**Task to complete**
Compile every line that includes the word "this".

**Listed entries**
★ ★ ★ ★ ★
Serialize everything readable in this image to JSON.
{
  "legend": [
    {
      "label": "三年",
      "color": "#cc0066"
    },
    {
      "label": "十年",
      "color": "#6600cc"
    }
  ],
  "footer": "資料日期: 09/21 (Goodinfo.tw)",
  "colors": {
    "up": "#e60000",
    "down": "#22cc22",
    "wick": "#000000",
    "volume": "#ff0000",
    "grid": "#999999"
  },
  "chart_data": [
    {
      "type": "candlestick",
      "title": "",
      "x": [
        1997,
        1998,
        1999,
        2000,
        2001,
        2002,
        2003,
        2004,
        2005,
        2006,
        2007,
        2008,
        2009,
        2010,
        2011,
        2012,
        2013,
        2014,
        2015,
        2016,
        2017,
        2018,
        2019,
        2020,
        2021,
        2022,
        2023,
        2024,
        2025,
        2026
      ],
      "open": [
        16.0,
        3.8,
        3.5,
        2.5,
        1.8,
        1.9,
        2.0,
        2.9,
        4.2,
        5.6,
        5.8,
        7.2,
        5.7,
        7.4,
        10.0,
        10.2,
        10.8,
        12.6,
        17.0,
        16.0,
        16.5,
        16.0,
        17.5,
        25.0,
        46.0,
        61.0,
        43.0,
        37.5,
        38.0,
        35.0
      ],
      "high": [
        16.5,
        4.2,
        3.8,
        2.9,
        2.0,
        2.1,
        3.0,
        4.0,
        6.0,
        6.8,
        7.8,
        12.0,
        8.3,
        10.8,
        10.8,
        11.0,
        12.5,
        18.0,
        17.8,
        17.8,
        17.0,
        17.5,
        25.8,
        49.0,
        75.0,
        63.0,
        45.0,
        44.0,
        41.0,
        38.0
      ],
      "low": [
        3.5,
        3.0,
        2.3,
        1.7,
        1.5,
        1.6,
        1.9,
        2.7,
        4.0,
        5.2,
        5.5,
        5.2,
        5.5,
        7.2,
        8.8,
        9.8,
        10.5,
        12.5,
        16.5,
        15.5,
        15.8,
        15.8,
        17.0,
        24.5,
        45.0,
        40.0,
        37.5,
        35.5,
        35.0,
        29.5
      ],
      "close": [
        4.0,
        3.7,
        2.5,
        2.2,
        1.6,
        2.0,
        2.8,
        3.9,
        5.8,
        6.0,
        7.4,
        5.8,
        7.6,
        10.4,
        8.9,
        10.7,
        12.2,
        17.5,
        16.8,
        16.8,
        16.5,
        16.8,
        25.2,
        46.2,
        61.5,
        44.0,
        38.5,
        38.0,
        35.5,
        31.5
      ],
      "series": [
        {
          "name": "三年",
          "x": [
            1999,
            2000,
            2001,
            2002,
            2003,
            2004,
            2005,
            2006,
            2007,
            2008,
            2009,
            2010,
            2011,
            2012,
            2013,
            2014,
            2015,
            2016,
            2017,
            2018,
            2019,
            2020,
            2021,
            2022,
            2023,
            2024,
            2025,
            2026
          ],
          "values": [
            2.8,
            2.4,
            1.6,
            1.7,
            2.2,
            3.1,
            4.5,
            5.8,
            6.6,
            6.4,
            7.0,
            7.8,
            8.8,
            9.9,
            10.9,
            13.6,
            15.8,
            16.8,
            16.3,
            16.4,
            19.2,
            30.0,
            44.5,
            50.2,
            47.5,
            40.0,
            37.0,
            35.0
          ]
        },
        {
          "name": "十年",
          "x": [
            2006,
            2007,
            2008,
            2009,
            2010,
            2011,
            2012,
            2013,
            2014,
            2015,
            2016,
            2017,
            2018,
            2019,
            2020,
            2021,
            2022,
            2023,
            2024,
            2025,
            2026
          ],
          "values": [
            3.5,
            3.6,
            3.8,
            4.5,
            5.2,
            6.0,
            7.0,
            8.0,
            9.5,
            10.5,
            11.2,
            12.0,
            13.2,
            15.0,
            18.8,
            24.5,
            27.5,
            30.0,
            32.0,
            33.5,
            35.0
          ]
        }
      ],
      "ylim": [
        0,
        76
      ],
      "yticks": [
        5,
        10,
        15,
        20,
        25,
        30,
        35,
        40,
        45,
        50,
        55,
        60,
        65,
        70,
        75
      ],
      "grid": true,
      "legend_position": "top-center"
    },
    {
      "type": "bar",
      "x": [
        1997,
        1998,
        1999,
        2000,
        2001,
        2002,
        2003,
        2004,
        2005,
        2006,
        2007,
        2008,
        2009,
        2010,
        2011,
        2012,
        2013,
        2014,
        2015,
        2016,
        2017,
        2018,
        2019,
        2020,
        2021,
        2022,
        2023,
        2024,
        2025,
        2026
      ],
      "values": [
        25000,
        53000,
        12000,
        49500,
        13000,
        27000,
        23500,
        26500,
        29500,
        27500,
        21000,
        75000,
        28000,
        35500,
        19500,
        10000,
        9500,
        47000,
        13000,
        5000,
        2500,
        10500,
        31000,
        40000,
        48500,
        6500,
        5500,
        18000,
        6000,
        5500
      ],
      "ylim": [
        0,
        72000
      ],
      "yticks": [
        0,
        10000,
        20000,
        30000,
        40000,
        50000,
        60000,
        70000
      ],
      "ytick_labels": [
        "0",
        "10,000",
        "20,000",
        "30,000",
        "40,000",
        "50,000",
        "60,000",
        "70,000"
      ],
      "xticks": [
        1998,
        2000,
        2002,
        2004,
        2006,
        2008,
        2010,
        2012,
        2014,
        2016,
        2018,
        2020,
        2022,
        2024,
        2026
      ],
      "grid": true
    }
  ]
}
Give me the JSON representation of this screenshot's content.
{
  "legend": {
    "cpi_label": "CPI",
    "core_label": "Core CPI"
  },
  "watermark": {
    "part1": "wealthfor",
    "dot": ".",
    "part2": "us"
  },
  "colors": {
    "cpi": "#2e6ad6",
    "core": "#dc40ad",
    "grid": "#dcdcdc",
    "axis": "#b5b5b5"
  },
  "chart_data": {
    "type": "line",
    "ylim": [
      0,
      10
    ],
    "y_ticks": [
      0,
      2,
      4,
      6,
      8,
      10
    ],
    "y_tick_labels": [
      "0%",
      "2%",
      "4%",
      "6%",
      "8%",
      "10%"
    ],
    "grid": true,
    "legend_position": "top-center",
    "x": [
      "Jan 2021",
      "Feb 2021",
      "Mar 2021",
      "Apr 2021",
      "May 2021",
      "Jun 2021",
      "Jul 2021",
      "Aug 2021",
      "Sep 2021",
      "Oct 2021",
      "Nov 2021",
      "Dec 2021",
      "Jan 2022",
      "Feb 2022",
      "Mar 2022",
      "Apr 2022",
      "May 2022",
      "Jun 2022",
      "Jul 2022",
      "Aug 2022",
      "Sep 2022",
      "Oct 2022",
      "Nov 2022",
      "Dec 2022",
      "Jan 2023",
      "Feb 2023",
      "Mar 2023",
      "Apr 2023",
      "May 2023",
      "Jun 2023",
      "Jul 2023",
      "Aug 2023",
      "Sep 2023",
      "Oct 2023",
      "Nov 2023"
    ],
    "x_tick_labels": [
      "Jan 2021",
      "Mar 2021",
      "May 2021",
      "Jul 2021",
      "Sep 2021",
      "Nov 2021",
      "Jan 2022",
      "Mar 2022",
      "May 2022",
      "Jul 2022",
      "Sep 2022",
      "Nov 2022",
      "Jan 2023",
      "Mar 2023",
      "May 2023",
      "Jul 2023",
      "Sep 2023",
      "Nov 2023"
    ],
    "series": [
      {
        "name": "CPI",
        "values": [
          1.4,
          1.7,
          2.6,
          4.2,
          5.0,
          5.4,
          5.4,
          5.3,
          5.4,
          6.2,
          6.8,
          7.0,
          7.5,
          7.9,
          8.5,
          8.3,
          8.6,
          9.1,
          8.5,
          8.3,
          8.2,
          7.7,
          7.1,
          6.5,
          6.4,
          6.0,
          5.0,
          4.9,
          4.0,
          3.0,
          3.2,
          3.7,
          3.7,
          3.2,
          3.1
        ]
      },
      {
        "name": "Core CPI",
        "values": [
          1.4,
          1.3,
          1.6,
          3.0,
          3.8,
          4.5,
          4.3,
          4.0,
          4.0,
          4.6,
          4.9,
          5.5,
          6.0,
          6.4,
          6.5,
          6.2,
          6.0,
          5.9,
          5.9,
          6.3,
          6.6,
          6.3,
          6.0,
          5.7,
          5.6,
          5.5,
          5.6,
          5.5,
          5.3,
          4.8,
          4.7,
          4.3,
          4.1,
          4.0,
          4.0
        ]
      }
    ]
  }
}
★ ★ ★ ★ ★
**Complete response**
Serialize everything readable in this image to JSON.
Give me the JSON representation of this screenshot's content.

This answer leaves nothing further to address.